**Short task**
Write the material out again in full, word for word. Do not include the pictures.

[start Source material]

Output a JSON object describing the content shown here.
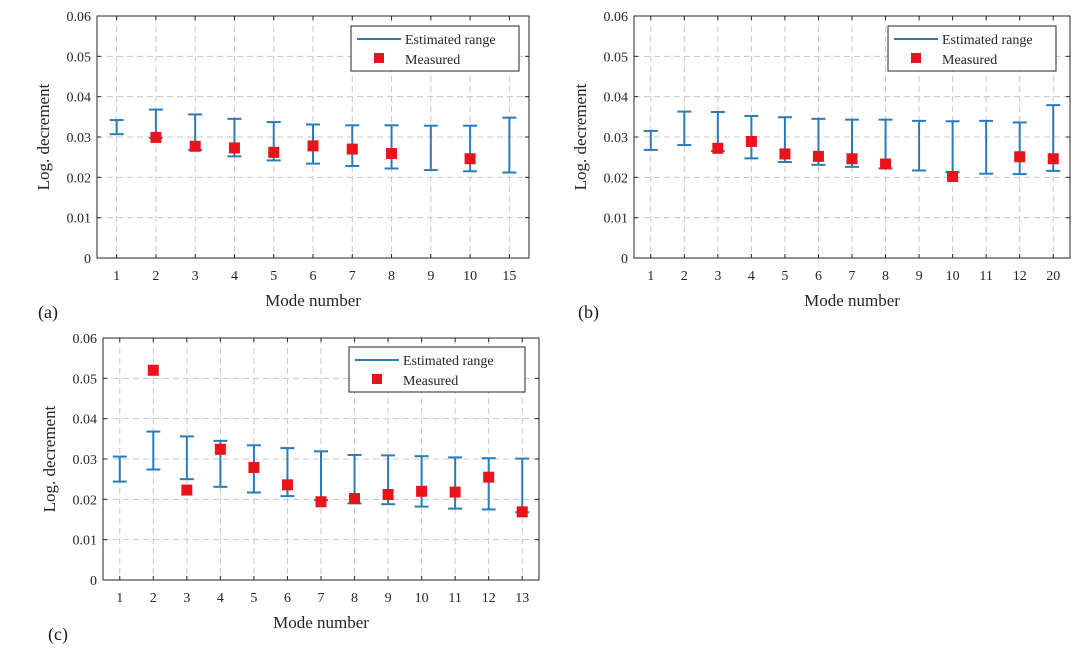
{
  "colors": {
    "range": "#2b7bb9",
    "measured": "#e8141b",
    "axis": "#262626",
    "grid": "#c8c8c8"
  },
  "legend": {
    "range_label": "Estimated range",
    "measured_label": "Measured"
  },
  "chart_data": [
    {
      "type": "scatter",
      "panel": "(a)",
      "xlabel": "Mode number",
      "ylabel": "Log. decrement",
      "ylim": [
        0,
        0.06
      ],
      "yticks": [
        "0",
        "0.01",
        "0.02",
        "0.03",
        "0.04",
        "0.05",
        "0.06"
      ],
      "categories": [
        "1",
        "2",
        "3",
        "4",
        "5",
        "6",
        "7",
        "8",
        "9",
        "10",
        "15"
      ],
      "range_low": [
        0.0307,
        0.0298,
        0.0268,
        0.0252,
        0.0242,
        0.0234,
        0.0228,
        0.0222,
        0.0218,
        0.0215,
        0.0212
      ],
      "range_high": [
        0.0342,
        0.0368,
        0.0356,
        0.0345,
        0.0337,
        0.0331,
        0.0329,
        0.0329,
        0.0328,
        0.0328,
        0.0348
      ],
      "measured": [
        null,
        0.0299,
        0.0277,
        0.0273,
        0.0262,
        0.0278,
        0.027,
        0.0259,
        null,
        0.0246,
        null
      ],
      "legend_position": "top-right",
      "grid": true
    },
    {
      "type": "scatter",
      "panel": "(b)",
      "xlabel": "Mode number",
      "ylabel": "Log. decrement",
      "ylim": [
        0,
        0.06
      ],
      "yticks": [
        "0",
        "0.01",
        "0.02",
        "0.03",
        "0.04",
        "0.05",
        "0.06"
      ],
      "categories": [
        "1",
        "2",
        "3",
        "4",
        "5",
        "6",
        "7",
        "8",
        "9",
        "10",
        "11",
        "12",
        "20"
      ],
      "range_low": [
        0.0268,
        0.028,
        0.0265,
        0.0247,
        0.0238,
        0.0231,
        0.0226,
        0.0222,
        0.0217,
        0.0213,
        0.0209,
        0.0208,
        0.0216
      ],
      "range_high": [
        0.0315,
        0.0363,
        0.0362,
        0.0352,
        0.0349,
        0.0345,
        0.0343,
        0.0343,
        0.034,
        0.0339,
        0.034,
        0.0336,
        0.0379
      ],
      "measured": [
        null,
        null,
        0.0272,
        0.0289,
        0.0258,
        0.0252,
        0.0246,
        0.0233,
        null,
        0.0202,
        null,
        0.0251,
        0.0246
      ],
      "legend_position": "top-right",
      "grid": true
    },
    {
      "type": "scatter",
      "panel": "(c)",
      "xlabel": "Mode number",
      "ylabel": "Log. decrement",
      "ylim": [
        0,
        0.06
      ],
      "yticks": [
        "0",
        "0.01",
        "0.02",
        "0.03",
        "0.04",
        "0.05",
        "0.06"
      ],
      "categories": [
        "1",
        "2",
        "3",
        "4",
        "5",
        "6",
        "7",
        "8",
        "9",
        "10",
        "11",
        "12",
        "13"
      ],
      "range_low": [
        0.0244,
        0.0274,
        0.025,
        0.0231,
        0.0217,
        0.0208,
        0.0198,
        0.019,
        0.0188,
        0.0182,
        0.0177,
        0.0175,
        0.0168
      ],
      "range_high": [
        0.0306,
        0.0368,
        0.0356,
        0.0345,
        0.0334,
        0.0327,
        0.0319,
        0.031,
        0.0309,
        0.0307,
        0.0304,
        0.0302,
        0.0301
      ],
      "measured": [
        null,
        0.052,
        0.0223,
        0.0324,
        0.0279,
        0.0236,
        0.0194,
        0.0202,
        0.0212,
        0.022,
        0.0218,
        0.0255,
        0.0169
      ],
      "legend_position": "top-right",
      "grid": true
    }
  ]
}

[end Source material]

**Reply to the exercise**
Output a JSON object describing the content shown here.
{
  "colors": {
    "range": "#2b7bb9",
    "measured": "#e8141b",
    "axis": "#262626",
    "grid": "#c8c8c8"
  },
  "legend": {
    "range_label": "Estimated range",
    "measured_label": "Measured"
  },
  "chart_data": [
    {
      "type": "scatter",
      "panel": "(a)",
      "xlabel": "Mode number",
      "ylabel": "Log. decrement",
      "ylim": [
        0,
        0.06
      ],
      "yticks": [
        "0",
        "0.01",
        "0.02",
        "0.03",
        "0.04",
        "0.05",
        "0.06"
      ],
      "categories": [
        "1",
        "2",
        "3",
        "4",
        "5",
        "6",
        "7",
        "8",
        "9",
        "10",
        "15"
      ],
      "range_low": [
        0.0307,
        0.0298,
        0.0268,
        0.0252,
        0.0242,
        0.0234,
        0.0228,
        0.0222,
        0.0218,
        0.0215,
        0.0212
      ],
      "range_high": [
        0.0342,
        0.0368,
        0.0356,
        0.0345,
        0.0337,
        0.0331,
        0.0329,
        0.0329,
        0.0328,
        0.0328,
        0.0348
      ],
      "measured": [
        null,
        0.0299,
        0.0277,
        0.0273,
        0.0262,
        0.0278,
        0.027,
        0.0259,
        null,
        0.0246,
        null
      ],
      "legend_position": "top-right",
      "grid": true
    },
    {
      "type": "scatter",
      "panel": "(b)",
      "xlabel": "Mode number",
      "ylabel": "Log. decrement",
      "ylim": [
        0,
        0.06
      ],
      "yticks": [
        "0",
        "0.01",
        "0.02",
        "0.03",
        "0.04",
        "0.05",
        "0.06"
      ],
      "categories": [
        "1",
        "2",
        "3",
        "4",
        "5",
        "6",
        "7",
        "8",
        "9",
        "10",
        "11",
        "12",
        "20"
      ],
      "range_low": [
        0.0268,
        0.028,
        0.0265,
        0.0247,
        0.0238,
        0.0231,
        0.0226,
        0.0222,
        0.0217,
        0.0213,
        0.0209,
        0.0208,
        0.0216
      ],
      "range_high": [
        0.0315,
        0.0363,
        0.0362,
        0.0352,
        0.0349,
        0.0345,
        0.0343,
        0.0343,
        0.034,
        0.0339,
        0.034,
        0.0336,
        0.0379
      ],
      "measured": [
        null,
        null,
        0.0272,
        0.0289,
        0.0258,
        0.0252,
        0.0246,
        0.0233,
        null,
        0.0202,
        null,
        0.0251,
        0.0246
      ],
      "legend_position": "top-right",
      "grid": true
    },
    {
      "type": "scatter",
      "panel": "(c)",
      "xlabel": "Mode number",
      "ylabel": "Log. decrement",
      "ylim": [
        0,
        0.06
      ],
      "yticks": [
        "0",
        "0.01",
        "0.02",
        "0.03",
        "0.04",
        "0.05",
        "0.06"
      ],
      "categories": [
        "1",
        "2",
        "3",
        "4",
        "5",
        "6",
        "7",
        "8",
        "9",
        "10",
        "11",
        "12",
        "13"
      ],
      "range_low": [
        0.0244,
        0.0274,
        0.025,
        0.0231,
        0.0217,
        0.0208,
        0.0198,
        0.019,
        0.0188,
        0.0182,
        0.0177,
        0.0175,
        0.0168
      ],
      "range_high": [
        0.0306,
        0.0368,
        0.0356,
        0.0345,
        0.0334,
        0.0327,
        0.0319,
        0.031,
        0.0309,
        0.0307,
        0.0304,
        0.0302,
        0.0301
      ],
      "measured": [
        null,
        0.052,
        0.0223,
        0.0324,
        0.0279,
        0.0236,
        0.0194,
        0.0202,
        0.0212,
        0.022,
        0.0218,
        0.0255,
        0.0169
      ],
      "legend_position": "top-right",
      "grid": true
    }
  ]
}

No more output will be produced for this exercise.